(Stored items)
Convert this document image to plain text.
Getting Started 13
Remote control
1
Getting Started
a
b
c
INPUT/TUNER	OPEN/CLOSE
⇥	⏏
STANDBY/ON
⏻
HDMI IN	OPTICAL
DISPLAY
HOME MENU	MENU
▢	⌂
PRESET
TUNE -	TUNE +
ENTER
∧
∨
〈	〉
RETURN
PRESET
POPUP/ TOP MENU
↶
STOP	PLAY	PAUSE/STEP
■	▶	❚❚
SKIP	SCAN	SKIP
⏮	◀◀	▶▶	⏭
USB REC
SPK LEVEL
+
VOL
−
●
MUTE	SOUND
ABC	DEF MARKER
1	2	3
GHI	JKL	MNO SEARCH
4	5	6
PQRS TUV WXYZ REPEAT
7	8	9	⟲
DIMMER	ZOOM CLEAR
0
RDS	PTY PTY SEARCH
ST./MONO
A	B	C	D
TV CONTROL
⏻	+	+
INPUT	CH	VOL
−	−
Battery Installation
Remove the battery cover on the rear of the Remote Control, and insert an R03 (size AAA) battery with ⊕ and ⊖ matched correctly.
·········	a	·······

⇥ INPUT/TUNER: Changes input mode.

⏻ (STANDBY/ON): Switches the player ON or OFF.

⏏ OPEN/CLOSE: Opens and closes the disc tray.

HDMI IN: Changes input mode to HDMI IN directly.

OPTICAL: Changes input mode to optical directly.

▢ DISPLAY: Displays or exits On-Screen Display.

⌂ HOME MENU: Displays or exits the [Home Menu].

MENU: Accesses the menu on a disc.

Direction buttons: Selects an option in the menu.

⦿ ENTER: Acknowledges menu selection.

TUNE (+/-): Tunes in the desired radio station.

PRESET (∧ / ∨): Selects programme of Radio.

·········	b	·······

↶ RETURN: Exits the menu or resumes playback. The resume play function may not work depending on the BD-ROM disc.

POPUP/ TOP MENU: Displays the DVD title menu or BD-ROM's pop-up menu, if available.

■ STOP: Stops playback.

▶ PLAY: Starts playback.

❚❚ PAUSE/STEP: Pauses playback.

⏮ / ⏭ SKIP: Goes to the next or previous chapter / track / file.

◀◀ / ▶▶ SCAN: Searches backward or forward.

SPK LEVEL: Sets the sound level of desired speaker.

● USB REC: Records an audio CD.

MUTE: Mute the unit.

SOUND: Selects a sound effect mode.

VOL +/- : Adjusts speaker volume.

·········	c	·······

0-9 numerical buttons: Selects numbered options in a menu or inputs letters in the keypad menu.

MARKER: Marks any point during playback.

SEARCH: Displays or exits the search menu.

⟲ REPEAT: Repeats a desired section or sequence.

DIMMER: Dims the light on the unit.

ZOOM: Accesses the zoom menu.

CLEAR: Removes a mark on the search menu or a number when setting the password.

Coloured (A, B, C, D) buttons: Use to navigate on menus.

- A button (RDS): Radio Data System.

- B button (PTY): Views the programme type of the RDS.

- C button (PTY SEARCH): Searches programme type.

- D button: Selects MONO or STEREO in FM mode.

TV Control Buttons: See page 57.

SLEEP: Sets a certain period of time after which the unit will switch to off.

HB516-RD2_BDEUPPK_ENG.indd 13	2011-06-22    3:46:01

Job:
All of the material above needs to be retyped word for word.

Solution for this exercise:
Convert this document image to plain text.
Getting Started 13
Remote control
1
Getting Started
a
b
c
INPUT/TUNER	OPEN/CLOSE
⇥	⏏
STANDBY/ON
⏻
HDMI IN	OPTICAL
DISPLAY
HOME MENU	MENU
▢	⌂
PRESET
TUNE -	TUNE +
ENTER
∧
∨
〈	〉
RETURN
PRESET
POPUP/ TOP MENU
↶
STOP	PLAY	PAUSE/STEP
■	▶	❚❚
SKIP	SCAN	SKIP
⏮	◀◀	▶▶	⏭
USB REC
SPK LEVEL
+
VOL
−
●
MUTE	SOUND
ABC	DEF MARKER
1	2	3
GHI	JKL	MNO SEARCH
4	5	6
PQRS TUV WXYZ REPEAT
7	8	9	⟲
DIMMER	ZOOM CLEAR
0
RDS	PTY PTY SEARCH
ST./MONO
A	B	C	D
TV CONTROL
⏻	+	+
INPUT	CH	VOL
−	−
Battery Installation
Remove the battery cover on the rear of the Remote Control, and insert an R03 (size AAA) battery with ⊕ and ⊖ matched correctly.
·········	a	·······

⇥ INPUT/TUNER: Changes input mode.

⏻ (STANDBY/ON): Switches the player ON or OFF.

⏏ OPEN/CLOSE: Opens and closes the disc tray.

HDMI IN: Changes input mode to HDMI IN directly.

OPTICAL: Changes input mode to optical directly.

▢ DISPLAY: Displays or exits On-Screen Display.

⌂ HOME MENU: Displays or exits the [Home Menu].

MENU: Accesses the menu on a disc.

Direction buttons: Selects an option in the menu.

⦿ ENTER: Acknowledges menu selection.

TUNE (+/-): Tunes in the desired radio station.

PRESET (∧ / ∨): Selects programme of Radio.

·········	b	·······

↶ RETURN: Exits the menu or resumes playback. The resume play function may not work depending on the BD-ROM disc.

POPUP/ TOP MENU: Displays the DVD title menu or BD-ROM's pop-up menu, if available.

■ STOP: Stops playback.

▶ PLAY: Starts playback.

❚❚ PAUSE/STEP: Pauses playback.

⏮ / ⏭ SKIP: Goes to the next or previous chapter / track / file.

◀◀ / ▶▶ SCAN: Searches backward or forward.

SPK LEVEL: Sets the sound level of desired speaker.

● USB REC: Records an audio CD.

MUTE: Mute the unit.

SOUND: Selects a sound effect mode.

VOL +/- : Adjusts speaker volume.

·········	c	·······

0-9 numerical buttons: Selects numbered options in a menu or inputs letters in the keypad menu.

MARKER: Marks any point during playback.

SEARCH: Displays or exits the search menu.

⟲ REPEAT: Repeats a desired section or sequence.

DIMMER: Dims the light on the unit.

ZOOM: Accesses the zoom menu.

CLEAR: Removes a mark on the search menu or a number when setting the password.

Coloured (A, B, C, D) buttons: Use to navigate on menus.

- A button (RDS): Radio Data System.

- B button (PTY): Views the programme type of the RDS.

- C button (PTY SEARCH): Searches programme type.

- D button: Selects MONO or STEREO in FM mode.

TV Control Buttons: See page 57.

SLEEP: Sets a certain period of time after which the unit will switch to off.

HB516-RD2_BDEUPPK_ENG.indd 13	2011-06-22    3:46:01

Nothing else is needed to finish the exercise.